# Data supplied
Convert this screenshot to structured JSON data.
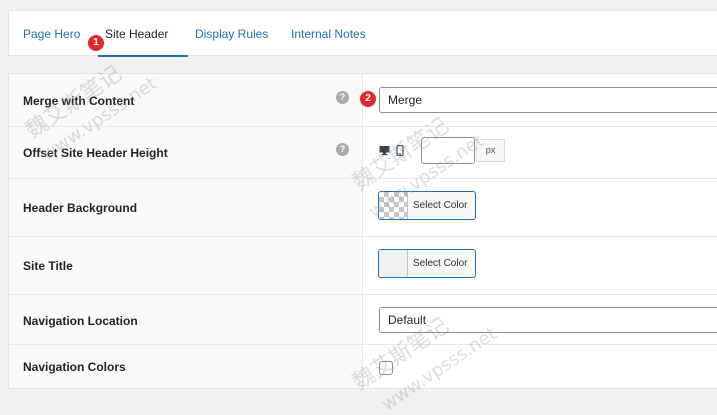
{
  "tabs": [
    {
      "label": "Page Hero",
      "active": false
    },
    {
      "label": "Site Header",
      "active": true
    },
    {
      "label": "Display Rules",
      "active": false
    },
    {
      "label": "Internal Notes",
      "active": false
    }
  ],
  "badges": {
    "first": "1",
    "second": "2"
  },
  "fields": {
    "merge_with_content": {
      "label": "Merge with Content",
      "help": "?",
      "value": "Merge"
    },
    "offset_header_height": {
      "label": "Offset Site Header Height",
      "help": "?",
      "value": "",
      "unit": "px",
      "desktop_icon": "desktop-icon",
      "mobile_icon": "mobile-icon"
    },
    "header_background": {
      "label": "Header Background",
      "button_label": "Select Color",
      "swatch": "transparent"
    },
    "site_title": {
      "label": "Site Title",
      "button_label": "Select Color",
      "swatch": "#eef0f2"
    },
    "navigation_location": {
      "label": "Navigation Location",
      "value": "Default"
    },
    "navigation_colors": {
      "label": "Navigation Colors",
      "checked": false
    }
  },
  "watermark": {
    "chinese": "魏艾斯笔记",
    "url": "www.vpsss.net"
  },
  "colors": {
    "link": "#2271b1",
    "badge": "#e0282f",
    "help": "#a7aaad"
  }
}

# Given exercise
In your copy of the listing above, reproduce each line exactly and omit all pictures.

# Full solution
Convert this screenshot to structured JSON data.
{
  "tabs": [
    {
      "label": "Page Hero",
      "active": false
    },
    {
      "label": "Site Header",
      "active": true
    },
    {
      "label": "Display Rules",
      "active": false
    },
    {
      "label": "Internal Notes",
      "active": false
    }
  ],
  "badges": {
    "first": "1",
    "second": "2"
  },
  "fields": {
    "merge_with_content": {
      "label": "Merge with Content",
      "help": "?",
      "value": "Merge"
    },
    "offset_header_height": {
      "label": "Offset Site Header Height",
      "help": "?",
      "value": "",
      "unit": "px",
      "desktop_icon": "desktop-icon",
      "mobile_icon": "mobile-icon"
    },
    "header_background": {
      "label": "Header Background",
      "button_label": "Select Color",
      "swatch": "transparent"
    },
    "site_title": {
      "label": "Site Title",
      "button_label": "Select Color",
      "swatch": "#eef0f2"
    },
    "navigation_location": {
      "label": "Navigation Location",
      "value": "Default"
    },
    "navigation_colors": {
      "label": "Navigation Colors",
      "checked": false
    }
  },
  "watermark": {
    "chinese": "魏艾斯笔记",
    "url": "www.vpsss.net"
  },
  "colors": {
    "link": "#2271b1",
    "badge": "#e0282f",
    "help": "#a7aaad"
  }
}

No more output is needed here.